GIVEN TASK: Go through the entries one line at a time, and gather every line that has the word "from".

MATERIALS PROVIDED:

########################################

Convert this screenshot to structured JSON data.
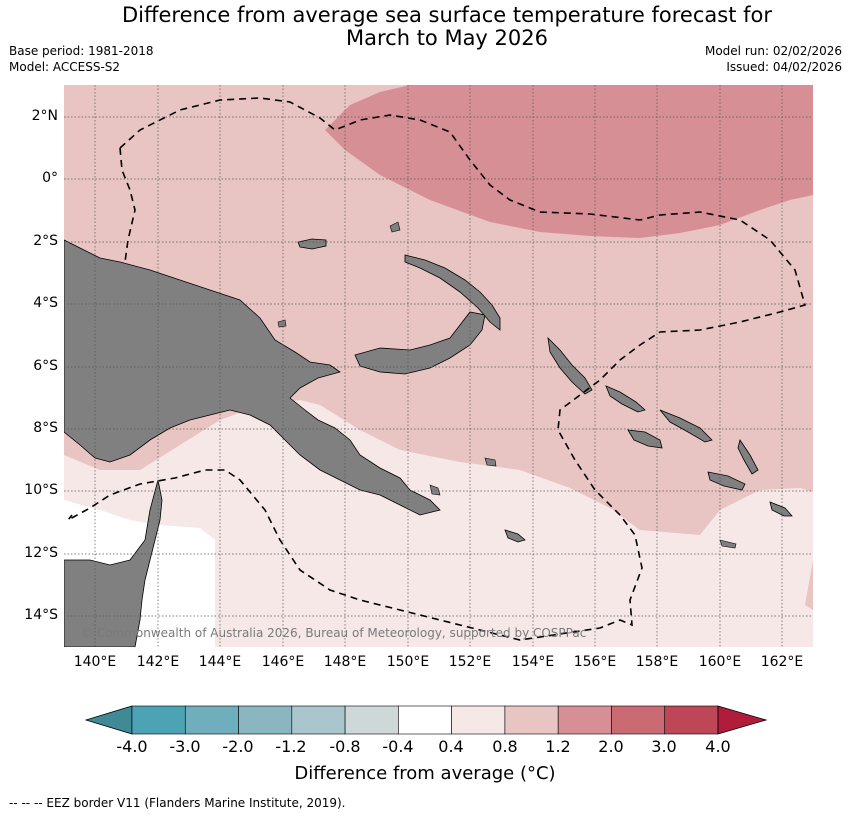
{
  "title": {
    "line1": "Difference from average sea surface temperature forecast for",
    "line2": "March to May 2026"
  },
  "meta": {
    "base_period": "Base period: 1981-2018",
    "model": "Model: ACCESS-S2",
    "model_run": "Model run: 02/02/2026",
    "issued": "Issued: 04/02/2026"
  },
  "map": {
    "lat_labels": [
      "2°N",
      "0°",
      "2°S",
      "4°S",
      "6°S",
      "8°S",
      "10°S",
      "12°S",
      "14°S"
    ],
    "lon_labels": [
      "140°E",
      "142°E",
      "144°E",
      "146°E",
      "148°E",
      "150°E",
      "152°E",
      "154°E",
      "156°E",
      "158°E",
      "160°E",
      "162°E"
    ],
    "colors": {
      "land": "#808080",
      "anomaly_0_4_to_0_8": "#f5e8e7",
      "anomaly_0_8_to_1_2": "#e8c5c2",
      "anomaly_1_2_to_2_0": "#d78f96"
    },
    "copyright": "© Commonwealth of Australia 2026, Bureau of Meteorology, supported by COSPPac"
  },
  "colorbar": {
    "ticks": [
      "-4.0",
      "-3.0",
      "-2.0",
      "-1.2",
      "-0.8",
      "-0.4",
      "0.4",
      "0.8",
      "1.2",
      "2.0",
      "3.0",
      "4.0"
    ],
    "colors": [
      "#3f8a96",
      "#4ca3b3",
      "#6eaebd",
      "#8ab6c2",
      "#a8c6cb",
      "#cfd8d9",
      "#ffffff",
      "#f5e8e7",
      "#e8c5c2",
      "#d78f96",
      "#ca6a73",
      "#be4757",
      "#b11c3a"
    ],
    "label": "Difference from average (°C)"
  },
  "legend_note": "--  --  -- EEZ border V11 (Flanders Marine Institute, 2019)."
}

########################################

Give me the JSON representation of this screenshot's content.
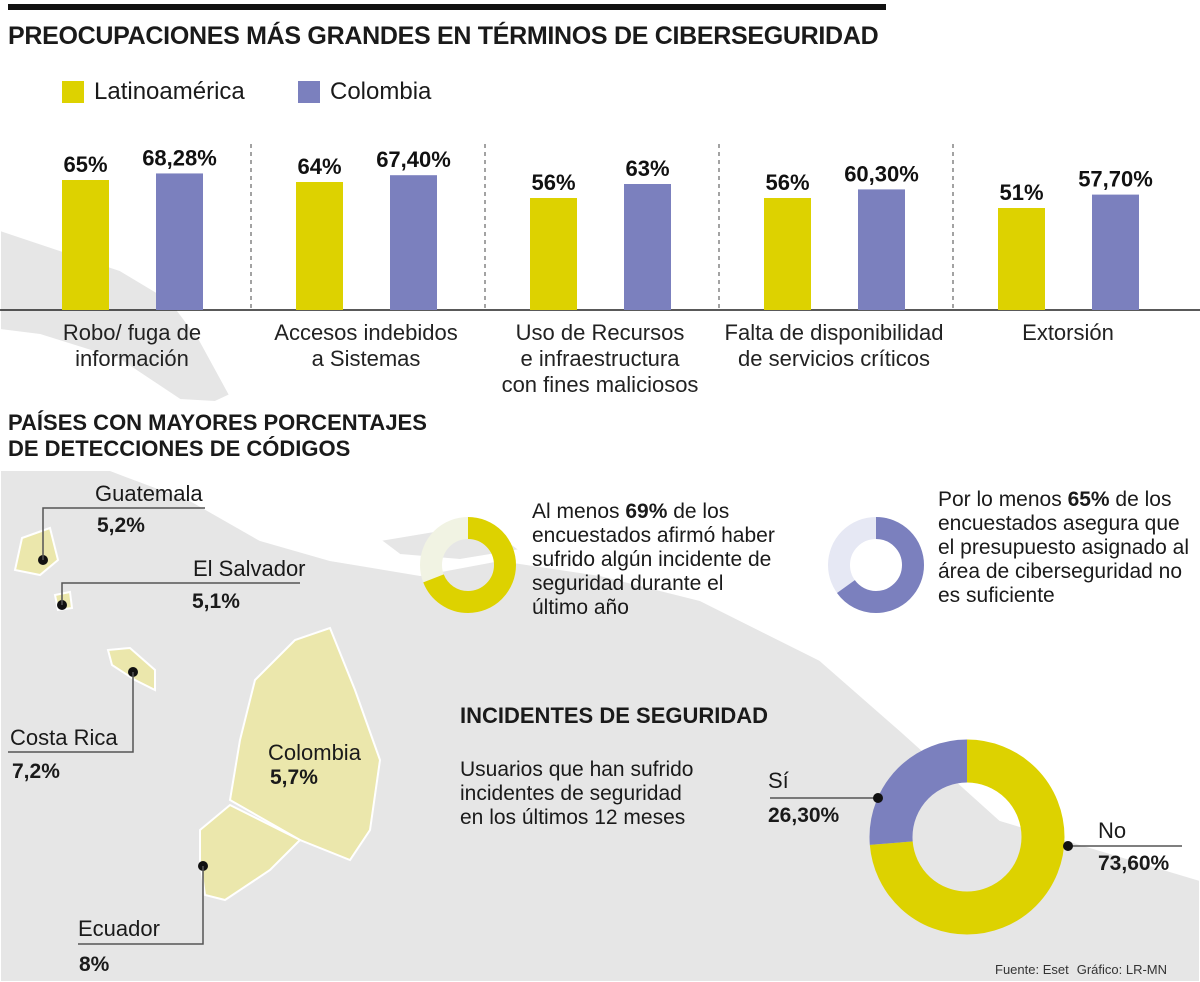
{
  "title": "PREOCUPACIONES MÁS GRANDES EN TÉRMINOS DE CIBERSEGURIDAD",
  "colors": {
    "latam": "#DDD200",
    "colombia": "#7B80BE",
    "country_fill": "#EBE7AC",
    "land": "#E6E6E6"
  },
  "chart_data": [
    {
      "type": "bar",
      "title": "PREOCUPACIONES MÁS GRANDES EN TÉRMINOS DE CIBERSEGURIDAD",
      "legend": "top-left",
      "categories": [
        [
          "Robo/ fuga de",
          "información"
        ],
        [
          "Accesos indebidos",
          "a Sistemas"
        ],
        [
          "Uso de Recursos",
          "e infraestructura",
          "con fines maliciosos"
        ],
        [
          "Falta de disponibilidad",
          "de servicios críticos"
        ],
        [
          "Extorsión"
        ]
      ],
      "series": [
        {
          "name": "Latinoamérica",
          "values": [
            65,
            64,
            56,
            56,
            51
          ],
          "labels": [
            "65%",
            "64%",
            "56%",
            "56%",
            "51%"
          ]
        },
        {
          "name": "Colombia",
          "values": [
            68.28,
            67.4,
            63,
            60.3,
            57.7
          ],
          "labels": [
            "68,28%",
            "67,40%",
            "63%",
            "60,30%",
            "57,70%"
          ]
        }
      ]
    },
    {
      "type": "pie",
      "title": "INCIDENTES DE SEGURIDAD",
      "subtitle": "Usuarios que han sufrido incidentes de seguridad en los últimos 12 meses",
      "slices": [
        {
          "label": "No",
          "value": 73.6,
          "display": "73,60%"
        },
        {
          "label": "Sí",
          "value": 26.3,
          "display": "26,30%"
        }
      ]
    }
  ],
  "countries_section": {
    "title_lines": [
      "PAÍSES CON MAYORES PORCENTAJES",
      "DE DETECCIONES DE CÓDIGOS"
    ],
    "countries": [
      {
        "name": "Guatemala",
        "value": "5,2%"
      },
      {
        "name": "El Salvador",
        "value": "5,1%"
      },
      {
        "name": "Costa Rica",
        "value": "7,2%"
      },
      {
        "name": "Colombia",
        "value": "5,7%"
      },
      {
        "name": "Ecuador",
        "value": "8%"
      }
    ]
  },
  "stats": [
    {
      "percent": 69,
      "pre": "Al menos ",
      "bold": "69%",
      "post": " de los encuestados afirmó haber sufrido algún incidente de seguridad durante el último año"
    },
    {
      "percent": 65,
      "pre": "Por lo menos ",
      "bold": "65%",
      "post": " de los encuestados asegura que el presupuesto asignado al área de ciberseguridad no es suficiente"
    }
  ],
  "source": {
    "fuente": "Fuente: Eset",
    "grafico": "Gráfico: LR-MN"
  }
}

########################################

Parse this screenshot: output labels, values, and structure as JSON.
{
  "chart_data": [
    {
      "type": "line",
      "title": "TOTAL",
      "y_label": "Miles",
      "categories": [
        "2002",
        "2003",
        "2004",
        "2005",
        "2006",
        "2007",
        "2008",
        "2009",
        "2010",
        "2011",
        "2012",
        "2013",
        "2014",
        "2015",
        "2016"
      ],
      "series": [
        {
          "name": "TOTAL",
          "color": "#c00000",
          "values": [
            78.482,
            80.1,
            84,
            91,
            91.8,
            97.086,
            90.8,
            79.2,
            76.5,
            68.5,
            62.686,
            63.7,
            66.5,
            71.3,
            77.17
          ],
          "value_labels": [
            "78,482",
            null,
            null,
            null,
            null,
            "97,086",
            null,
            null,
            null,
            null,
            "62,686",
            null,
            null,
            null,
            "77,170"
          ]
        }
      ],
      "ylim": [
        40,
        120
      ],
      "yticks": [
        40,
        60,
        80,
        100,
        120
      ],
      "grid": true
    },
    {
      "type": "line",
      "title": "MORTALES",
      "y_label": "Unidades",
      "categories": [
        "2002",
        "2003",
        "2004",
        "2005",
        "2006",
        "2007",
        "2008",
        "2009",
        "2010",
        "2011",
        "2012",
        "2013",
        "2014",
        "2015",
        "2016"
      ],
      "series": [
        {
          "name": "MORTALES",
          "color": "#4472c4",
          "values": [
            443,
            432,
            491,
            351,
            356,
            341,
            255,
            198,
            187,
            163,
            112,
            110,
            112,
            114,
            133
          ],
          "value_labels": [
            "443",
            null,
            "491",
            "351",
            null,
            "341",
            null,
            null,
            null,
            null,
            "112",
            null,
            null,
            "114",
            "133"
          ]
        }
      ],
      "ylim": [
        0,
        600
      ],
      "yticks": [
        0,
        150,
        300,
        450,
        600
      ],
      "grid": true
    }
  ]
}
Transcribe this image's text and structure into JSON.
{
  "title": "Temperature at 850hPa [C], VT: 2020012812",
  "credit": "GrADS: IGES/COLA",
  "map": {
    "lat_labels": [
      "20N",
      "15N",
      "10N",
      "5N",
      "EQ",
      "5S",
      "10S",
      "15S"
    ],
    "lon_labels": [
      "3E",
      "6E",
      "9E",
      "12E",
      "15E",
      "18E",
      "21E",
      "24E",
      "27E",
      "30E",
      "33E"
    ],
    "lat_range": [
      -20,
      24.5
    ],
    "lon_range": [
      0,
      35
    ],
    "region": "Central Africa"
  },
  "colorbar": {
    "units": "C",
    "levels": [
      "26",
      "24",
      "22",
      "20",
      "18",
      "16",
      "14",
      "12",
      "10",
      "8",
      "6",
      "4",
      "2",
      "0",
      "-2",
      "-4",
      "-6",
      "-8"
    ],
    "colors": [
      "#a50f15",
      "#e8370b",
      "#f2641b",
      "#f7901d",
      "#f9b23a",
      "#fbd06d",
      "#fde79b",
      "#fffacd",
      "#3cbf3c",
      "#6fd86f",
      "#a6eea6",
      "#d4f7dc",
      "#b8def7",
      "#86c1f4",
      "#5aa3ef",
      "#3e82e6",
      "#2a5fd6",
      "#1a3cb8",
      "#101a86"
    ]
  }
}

########################################

EXERCISE SOLUTION:
    "line1": "Difference from average sea surface temperature forecast for",
    "label": "Difference from average (°C)"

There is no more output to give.